• [REQUIRED TASK] Wherever a line in the data below holds "ralph", copy that line.
┌──
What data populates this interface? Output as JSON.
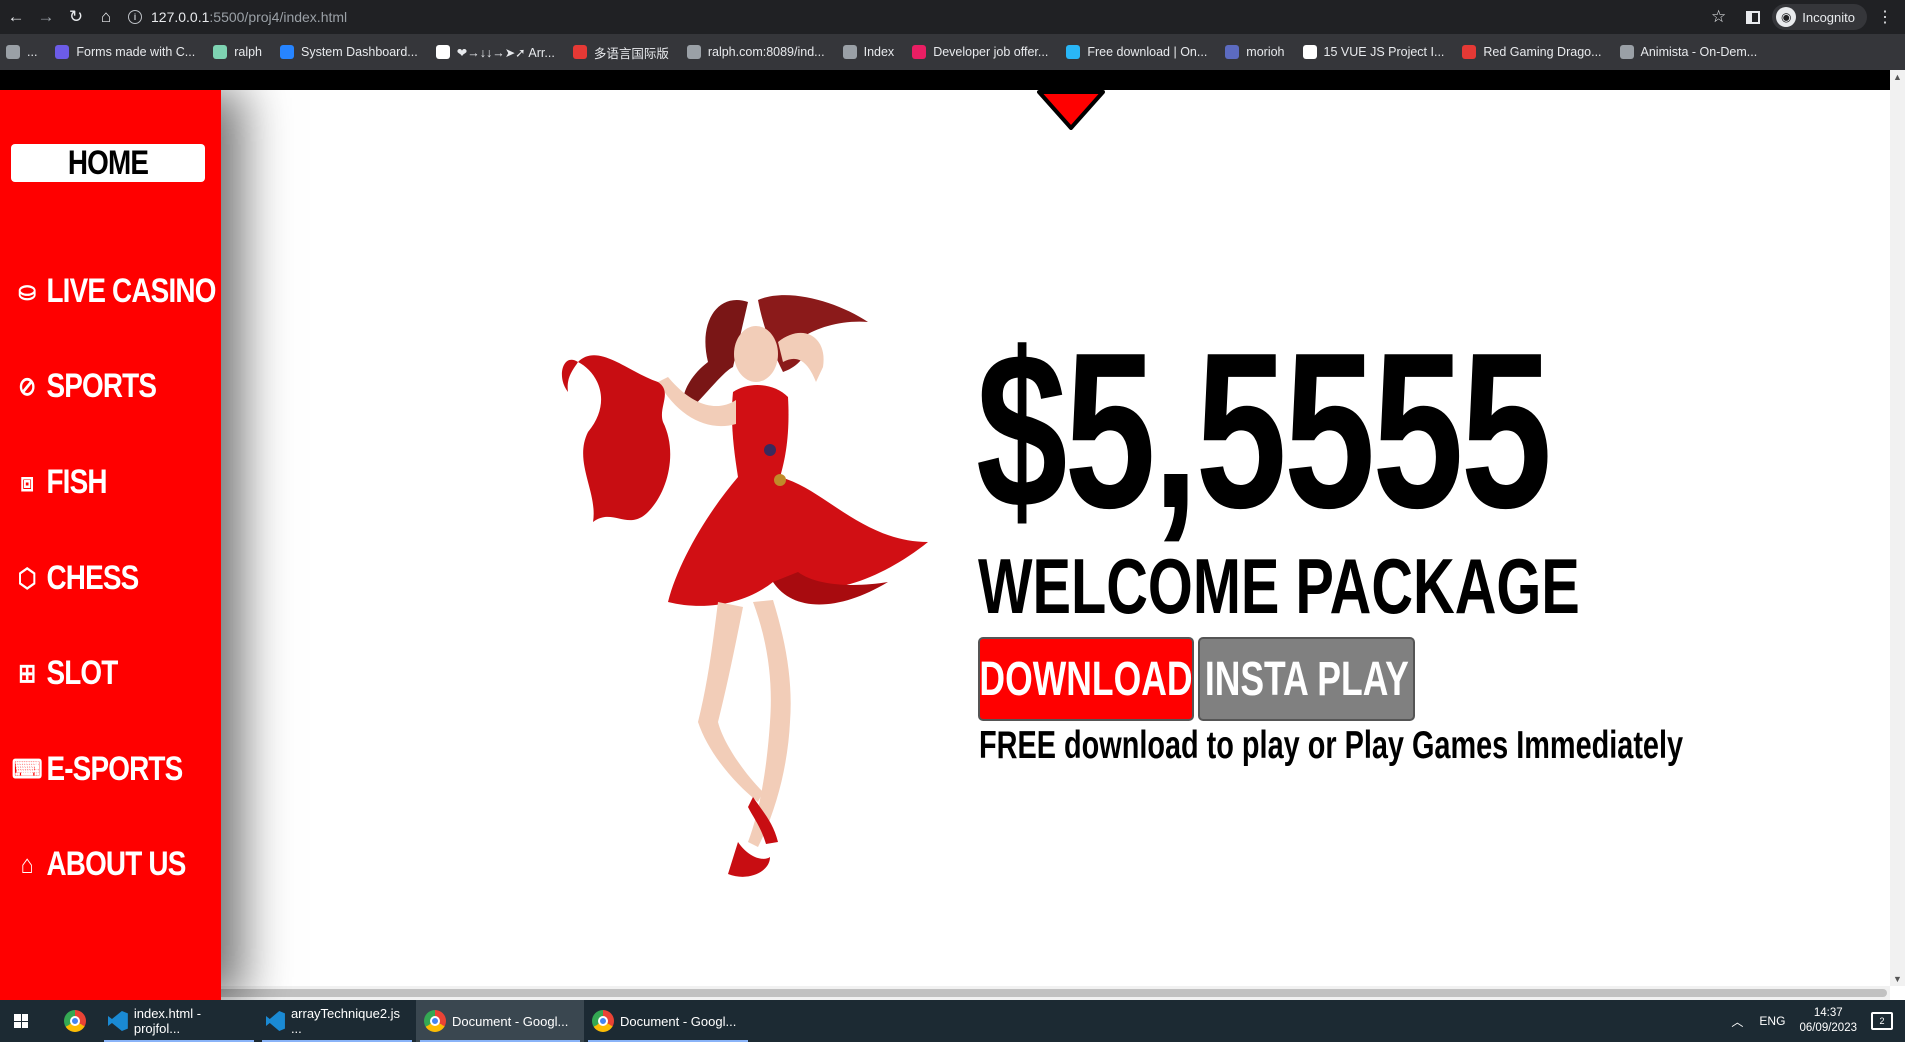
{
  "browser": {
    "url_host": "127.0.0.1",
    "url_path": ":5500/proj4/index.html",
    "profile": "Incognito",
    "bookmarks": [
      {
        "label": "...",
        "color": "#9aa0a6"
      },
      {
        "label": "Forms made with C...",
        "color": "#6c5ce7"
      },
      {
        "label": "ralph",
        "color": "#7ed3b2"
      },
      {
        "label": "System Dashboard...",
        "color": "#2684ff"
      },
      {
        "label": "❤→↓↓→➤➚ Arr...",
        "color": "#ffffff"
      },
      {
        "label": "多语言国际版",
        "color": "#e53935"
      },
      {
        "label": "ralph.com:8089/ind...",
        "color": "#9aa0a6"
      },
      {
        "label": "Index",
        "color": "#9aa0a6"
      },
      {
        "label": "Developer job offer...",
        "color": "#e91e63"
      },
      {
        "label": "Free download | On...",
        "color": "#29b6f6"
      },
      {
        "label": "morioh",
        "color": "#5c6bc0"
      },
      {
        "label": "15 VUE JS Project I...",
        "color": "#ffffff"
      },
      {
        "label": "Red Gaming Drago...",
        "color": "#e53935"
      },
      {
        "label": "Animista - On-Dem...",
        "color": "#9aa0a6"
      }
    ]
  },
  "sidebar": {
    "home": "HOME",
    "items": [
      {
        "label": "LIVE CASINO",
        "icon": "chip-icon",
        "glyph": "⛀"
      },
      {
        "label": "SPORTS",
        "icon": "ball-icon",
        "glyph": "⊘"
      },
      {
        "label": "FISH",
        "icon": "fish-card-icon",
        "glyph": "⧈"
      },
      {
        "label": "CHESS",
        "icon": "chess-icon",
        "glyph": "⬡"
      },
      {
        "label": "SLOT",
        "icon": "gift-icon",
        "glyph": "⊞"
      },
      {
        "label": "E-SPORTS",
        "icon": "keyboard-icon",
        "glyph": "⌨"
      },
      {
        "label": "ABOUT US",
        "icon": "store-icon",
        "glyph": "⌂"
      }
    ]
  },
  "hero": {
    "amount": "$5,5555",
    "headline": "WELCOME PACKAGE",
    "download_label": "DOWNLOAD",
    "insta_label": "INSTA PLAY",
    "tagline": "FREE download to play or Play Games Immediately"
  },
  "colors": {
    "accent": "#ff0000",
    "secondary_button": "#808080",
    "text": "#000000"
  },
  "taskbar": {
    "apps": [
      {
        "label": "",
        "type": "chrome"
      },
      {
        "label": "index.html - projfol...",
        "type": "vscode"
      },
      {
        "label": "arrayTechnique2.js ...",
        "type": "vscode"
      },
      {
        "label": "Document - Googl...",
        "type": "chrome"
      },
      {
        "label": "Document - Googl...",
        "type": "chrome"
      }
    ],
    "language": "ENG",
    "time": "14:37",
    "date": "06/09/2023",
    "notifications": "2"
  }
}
└──
┌──
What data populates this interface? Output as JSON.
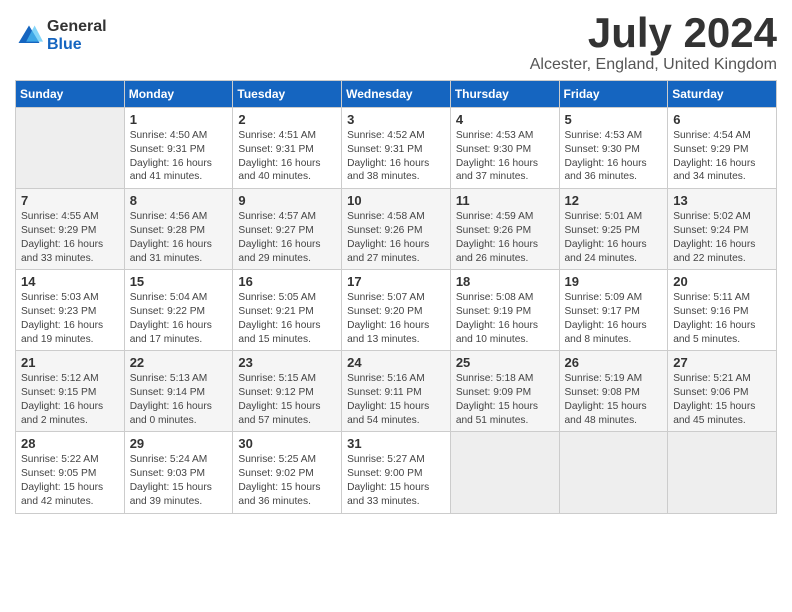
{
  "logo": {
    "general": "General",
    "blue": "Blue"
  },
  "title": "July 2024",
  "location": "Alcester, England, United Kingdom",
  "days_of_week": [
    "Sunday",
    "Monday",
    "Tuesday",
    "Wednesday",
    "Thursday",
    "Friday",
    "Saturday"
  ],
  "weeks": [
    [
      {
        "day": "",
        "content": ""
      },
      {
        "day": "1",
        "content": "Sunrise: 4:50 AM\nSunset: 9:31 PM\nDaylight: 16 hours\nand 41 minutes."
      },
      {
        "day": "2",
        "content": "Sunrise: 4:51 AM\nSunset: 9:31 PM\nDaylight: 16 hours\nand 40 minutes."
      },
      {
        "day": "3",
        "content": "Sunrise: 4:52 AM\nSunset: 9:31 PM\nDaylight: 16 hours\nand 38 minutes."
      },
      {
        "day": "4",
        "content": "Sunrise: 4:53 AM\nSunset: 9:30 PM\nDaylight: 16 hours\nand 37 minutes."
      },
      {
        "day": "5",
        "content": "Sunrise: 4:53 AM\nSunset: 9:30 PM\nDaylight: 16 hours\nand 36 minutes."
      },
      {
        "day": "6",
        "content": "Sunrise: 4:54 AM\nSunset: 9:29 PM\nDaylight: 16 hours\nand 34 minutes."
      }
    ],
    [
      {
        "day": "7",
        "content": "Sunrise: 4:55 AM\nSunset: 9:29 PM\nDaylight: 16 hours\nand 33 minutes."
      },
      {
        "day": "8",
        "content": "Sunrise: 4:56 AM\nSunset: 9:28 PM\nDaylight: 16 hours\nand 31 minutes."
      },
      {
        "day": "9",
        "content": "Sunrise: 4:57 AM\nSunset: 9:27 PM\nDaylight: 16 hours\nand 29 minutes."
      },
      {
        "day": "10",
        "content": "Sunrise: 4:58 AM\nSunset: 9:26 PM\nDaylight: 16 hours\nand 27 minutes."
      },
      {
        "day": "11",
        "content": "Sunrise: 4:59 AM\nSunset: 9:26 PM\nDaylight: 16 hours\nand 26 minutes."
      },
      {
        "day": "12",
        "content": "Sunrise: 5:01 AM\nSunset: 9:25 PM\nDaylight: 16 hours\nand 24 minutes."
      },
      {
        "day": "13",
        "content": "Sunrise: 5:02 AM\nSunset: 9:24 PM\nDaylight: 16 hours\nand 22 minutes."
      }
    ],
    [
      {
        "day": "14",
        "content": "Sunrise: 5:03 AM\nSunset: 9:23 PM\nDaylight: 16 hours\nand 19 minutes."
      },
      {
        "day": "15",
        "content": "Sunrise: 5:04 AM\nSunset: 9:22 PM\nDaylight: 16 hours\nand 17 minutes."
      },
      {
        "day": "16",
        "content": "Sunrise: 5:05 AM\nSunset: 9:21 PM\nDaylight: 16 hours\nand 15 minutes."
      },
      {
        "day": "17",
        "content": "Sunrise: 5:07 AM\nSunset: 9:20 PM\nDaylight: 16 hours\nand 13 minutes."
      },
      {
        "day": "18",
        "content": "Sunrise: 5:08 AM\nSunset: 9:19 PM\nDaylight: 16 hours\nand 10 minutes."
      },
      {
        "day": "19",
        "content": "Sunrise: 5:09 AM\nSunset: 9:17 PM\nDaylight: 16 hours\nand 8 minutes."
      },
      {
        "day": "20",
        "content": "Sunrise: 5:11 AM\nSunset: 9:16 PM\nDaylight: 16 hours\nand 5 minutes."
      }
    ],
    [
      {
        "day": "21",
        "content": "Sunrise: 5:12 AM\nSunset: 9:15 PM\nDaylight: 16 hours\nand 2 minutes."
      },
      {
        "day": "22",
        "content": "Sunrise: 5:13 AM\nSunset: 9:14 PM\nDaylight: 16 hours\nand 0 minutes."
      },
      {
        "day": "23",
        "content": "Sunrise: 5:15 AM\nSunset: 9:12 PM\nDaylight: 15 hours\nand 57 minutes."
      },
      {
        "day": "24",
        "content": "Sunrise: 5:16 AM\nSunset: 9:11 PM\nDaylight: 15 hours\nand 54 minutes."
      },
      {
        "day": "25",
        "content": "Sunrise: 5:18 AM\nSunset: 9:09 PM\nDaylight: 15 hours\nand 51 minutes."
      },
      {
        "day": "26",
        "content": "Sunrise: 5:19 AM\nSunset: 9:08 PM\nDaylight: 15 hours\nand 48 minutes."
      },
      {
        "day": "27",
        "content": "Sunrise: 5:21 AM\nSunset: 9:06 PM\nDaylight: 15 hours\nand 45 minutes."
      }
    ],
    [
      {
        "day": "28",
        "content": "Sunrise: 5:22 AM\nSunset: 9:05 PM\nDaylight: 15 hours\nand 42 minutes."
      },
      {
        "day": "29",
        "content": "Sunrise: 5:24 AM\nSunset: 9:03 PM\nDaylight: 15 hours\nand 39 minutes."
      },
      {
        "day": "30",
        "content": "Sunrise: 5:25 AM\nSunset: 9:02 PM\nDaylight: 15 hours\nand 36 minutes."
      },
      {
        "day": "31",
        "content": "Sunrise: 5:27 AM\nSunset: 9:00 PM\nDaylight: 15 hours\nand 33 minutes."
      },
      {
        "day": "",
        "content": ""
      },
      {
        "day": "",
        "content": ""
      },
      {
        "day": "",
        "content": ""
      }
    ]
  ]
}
└──
• [THE ANSWER]
        "label": "ralph",
        "label": "ralph.com:8089/ind...",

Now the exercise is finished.